● **Your objective**
Restate the whole listing exactly.

[A run of records]
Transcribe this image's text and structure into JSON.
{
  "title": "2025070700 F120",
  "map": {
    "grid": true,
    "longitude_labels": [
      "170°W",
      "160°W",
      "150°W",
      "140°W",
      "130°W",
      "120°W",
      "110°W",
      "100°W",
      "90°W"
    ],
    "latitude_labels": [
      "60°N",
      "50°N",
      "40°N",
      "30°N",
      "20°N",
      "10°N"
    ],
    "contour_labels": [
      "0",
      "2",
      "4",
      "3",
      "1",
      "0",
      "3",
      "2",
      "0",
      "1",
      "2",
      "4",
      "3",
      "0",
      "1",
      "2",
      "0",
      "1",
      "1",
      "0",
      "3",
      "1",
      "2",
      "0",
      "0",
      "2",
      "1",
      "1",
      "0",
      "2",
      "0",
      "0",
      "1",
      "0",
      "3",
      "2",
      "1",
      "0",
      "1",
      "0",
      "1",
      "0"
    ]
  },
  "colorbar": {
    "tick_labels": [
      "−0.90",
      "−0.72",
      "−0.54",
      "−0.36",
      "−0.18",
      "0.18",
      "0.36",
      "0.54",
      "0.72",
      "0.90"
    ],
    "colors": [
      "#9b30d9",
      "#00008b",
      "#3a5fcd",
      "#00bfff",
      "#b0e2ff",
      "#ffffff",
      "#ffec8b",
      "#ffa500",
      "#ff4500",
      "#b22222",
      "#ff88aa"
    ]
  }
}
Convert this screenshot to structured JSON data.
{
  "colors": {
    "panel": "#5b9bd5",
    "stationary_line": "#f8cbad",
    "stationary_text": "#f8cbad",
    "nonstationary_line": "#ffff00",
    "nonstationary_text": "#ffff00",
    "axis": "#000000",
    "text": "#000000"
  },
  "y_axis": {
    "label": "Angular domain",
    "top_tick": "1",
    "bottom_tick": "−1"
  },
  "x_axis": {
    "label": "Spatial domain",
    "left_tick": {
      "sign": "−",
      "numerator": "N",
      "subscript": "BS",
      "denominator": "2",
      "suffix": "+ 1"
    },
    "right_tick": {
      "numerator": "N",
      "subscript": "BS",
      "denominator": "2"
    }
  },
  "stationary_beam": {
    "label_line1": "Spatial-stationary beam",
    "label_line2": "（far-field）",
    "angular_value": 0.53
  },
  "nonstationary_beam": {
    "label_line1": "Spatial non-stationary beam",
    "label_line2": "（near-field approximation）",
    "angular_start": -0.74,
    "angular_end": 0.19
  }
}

● **Solution to the problem**
Transcribe this image's text and structure into JSON.
{
  "title": "2025070700 F120",
  "map": {
    "grid": true,
    "longitude_labels": [
      "170°W",
      "160°W",
      "150°W",
      "140°W",
      "130°W",
      "120°W",
      "110°W",
      "100°W",
      "90°W"
    ],
    "latitude_labels": [
      "60°N",
      "50°N",
      "40°N",
      "30°N",
      "20°N",
      "10°N"
    ],
    "contour_labels": [
      "0",
      "2",
      "4",
      "3",
      "1",
      "0",
      "3",
      "2",
      "0",
      "1",
      "2",
      "4",
      "3",
      "0",
      "1",
      "2",
      "0",
      "1",
      "1",
      "0",
      "3",
      "1",
      "2",
      "0",
      "0",
      "2",
      "1",
      "1",
      "0",
      "2",
      "0",
      "0",
      "1",
      "0",
      "3",
      "2",
      "1",
      "0",
      "1",
      "0",
      "1",
      "0"
    ]
  },
  "colorbar": {
    "tick_labels": [
      "−0.90",
      "−0.72",
      "−0.54",
      "−0.36",
      "−0.18",
      "0.18",
      "0.36",
      "0.54",
      "0.72",
      "0.90"
    ],
    "colors": [
      "#9b30d9",
      "#00008b",
      "#3a5fcd",
      "#00bfff",
      "#b0e2ff",
      "#ffffff",
      "#ffec8b",
      "#ffa500",
      "#ff4500",
      "#b22222",
      "#ff88aa"
    ]
  }
}
Convert this screenshot to structured JSON data.
{
  "colors": {
    "panel": "#5b9bd5",
    "stationary_line": "#f8cbad",
    "stationary_text": "#f8cbad",
    "nonstationary_line": "#ffff00",
    "nonstationary_text": "#ffff00",
    "axis": "#000000",
    "text": "#000000"
  },
  "y_axis": {
    "label": "Angular domain",
    "top_tick": "1",
    "bottom_tick": "−1"
  },
  "x_axis": {
    "label": "Spatial domain",
    "left_tick": {
      "sign": "−",
      "numerator": "N",
      "subscript": "BS",
      "denominator": "2",
      "suffix": "+ 1"
    },
    "right_tick": {
      "numerator": "N",
      "subscript": "BS",
      "denominator": "2"
    }
  },
  "stationary_beam": {
    "label_line1": "Spatial-stationary beam",
    "label_line2": "（far-field）",
    "angular_value": 0.53
  },
  "nonstationary_beam": {
    "label_line1": "Spatial non-stationary beam",
    "label_line2": "（near-field approximation）",
    "angular_start": -0.74,
    "angular_end": 0.19
  }
}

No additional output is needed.